*Directions*
Copy out the items from the line with "section-deco-shape (652, 1442, 918, 1456)" through the line with "service-label: SERVICE (1033, 725, 1124, 748)", inclusive, and reproduce each one verbatim.

*Material to process*
○ ○ ○ ○

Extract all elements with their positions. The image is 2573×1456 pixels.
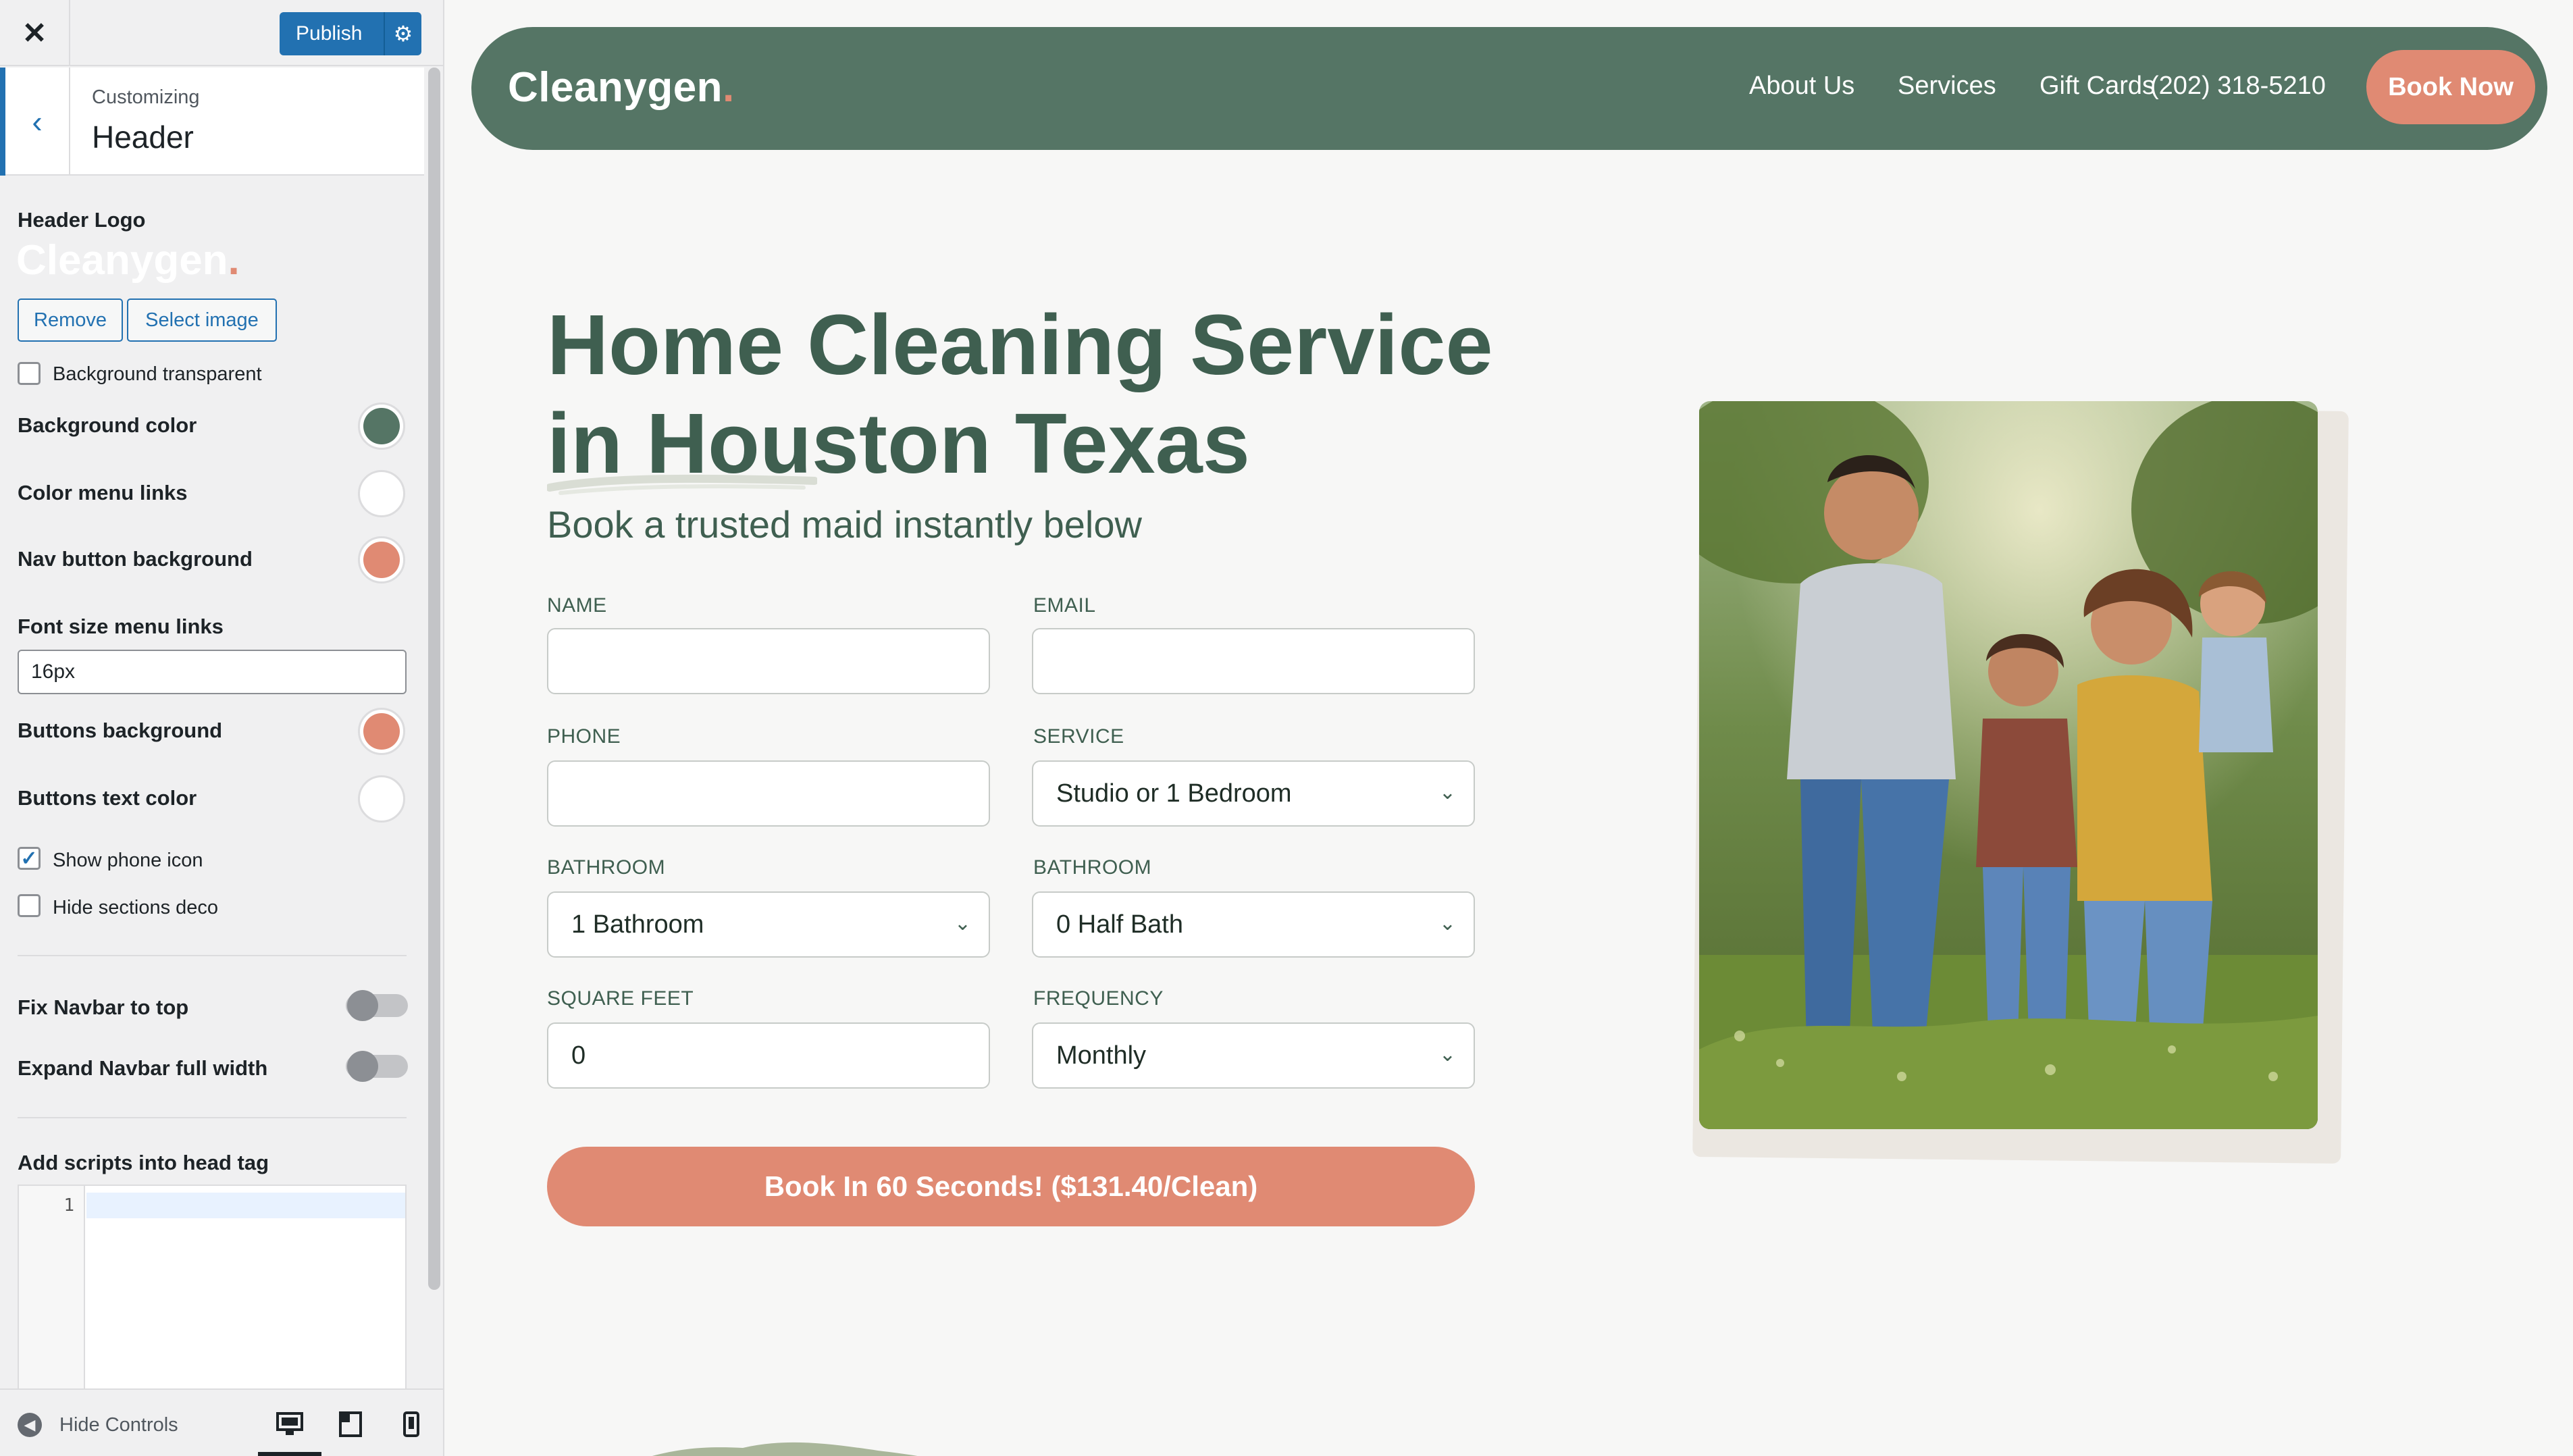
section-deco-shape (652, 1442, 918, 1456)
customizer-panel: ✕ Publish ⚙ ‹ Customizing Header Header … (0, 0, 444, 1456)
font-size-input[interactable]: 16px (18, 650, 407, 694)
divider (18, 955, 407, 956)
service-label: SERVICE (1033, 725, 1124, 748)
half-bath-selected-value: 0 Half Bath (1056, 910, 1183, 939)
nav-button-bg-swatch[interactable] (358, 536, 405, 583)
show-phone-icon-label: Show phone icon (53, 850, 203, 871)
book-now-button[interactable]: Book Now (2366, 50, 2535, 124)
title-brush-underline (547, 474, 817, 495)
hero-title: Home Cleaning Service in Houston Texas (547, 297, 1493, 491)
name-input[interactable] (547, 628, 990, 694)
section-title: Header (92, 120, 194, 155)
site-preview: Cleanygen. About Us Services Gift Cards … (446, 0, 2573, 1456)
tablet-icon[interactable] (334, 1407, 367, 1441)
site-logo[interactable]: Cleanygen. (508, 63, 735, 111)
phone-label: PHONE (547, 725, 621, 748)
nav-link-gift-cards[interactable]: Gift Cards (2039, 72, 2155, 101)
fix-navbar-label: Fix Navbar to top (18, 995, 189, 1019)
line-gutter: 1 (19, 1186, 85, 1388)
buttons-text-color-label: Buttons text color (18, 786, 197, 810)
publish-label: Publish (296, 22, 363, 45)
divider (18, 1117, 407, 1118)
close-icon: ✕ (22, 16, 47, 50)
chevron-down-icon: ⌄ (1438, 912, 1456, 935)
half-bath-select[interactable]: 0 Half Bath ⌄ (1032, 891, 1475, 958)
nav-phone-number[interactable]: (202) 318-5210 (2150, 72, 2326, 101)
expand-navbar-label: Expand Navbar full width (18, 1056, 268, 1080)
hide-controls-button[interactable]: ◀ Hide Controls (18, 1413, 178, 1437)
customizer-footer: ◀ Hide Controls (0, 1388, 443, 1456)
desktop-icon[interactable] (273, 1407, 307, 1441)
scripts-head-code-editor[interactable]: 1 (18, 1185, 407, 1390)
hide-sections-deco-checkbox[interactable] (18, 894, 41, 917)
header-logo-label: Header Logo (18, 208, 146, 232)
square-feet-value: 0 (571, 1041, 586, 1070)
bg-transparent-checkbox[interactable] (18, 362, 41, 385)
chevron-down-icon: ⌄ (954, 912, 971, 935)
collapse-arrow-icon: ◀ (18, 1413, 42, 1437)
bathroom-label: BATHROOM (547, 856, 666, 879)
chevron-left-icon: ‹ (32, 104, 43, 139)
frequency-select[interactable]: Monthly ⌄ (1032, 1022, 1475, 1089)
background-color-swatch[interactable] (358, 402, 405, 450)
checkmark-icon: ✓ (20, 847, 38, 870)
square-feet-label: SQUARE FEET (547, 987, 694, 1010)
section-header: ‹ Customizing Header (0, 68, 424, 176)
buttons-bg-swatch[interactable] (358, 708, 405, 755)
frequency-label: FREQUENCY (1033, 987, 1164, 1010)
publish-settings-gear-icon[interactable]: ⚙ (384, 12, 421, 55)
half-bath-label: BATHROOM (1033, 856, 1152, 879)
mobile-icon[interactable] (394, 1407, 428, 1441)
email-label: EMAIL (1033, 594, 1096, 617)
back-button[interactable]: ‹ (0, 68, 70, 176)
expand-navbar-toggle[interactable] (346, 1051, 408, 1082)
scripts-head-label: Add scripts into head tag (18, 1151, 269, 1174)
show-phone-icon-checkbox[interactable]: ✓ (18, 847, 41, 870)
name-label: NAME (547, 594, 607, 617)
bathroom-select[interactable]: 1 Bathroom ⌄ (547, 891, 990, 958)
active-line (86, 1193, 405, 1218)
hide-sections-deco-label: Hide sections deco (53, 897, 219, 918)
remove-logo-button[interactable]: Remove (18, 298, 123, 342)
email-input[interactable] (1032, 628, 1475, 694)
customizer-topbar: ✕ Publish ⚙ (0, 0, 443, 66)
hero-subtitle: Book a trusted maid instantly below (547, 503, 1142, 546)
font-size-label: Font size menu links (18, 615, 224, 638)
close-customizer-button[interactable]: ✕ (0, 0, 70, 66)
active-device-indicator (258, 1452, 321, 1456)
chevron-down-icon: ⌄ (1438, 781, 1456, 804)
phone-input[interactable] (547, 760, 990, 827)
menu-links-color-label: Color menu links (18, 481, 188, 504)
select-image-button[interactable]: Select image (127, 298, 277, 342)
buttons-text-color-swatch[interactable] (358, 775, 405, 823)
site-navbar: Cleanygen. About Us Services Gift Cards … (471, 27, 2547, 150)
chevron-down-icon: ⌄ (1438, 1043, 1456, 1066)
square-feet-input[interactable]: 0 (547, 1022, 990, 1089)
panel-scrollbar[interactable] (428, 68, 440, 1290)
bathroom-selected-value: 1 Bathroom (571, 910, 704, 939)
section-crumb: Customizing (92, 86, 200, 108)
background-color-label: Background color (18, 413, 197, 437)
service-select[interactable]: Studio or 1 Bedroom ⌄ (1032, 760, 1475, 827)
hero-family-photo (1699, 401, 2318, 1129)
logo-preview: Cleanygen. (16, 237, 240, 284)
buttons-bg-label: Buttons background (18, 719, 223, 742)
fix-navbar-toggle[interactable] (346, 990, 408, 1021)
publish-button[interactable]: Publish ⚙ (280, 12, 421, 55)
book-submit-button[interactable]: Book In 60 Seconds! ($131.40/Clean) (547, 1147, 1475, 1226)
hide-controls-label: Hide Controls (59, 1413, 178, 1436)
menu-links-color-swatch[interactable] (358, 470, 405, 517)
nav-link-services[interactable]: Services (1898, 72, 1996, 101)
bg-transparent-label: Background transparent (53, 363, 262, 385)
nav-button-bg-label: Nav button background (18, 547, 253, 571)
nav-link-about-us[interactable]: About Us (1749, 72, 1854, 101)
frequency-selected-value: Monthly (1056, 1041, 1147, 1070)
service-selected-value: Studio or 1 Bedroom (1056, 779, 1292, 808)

○ ○ ○ ○

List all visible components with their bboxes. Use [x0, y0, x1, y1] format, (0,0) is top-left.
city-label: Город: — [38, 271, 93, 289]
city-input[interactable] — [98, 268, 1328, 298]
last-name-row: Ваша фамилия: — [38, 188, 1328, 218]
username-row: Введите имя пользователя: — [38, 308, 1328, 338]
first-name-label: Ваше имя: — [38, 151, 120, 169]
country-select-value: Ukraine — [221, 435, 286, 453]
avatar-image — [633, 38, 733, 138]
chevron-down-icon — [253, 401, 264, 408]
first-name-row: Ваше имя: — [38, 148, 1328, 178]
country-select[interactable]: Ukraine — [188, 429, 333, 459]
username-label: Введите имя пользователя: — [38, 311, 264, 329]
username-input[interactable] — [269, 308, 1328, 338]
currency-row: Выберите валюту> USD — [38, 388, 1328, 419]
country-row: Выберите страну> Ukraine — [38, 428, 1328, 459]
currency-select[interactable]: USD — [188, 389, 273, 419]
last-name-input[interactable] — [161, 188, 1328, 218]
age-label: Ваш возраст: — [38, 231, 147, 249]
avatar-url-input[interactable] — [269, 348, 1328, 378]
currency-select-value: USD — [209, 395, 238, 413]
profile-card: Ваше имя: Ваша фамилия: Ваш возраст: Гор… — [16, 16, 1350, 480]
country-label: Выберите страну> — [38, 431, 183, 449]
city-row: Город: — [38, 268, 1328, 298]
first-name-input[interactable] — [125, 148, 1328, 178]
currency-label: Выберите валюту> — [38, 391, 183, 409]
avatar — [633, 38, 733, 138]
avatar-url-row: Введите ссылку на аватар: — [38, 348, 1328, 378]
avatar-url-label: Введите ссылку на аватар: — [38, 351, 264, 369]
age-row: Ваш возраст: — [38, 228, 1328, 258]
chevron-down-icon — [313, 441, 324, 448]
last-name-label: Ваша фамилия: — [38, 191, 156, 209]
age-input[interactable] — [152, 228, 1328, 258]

○ ○ ○ ○

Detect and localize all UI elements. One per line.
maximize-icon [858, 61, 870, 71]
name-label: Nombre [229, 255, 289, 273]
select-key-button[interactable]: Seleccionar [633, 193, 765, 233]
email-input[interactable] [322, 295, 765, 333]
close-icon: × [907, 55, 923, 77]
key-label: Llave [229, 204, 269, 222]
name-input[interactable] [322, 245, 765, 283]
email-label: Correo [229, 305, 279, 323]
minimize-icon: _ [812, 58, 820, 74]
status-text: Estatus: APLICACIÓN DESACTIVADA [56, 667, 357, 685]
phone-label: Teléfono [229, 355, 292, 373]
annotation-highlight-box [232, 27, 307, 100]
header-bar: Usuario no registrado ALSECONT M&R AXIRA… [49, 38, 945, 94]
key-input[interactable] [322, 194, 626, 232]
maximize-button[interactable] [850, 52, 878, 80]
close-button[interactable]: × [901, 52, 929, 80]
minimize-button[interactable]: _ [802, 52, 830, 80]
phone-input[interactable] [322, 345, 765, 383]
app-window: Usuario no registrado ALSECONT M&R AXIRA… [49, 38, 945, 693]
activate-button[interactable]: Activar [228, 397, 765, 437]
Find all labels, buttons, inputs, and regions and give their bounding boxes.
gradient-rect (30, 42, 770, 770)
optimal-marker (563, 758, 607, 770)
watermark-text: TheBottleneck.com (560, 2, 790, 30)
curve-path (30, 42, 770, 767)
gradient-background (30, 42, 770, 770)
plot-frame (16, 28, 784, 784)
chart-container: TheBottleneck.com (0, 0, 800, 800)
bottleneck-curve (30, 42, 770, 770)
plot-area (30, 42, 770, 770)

○ ○ ○ ○

*Output for this task*
section-deco-shape (652, 1442, 918, 1456)
customizer-panel: ✕ Publish ⚙ ‹ Customizing Header Header … (0, 0, 444, 1456)
font-size-input[interactable]: 16px (18, 650, 407, 694)
divider (18, 955, 407, 956)
service-label: SERVICE (1033, 725, 1124, 748)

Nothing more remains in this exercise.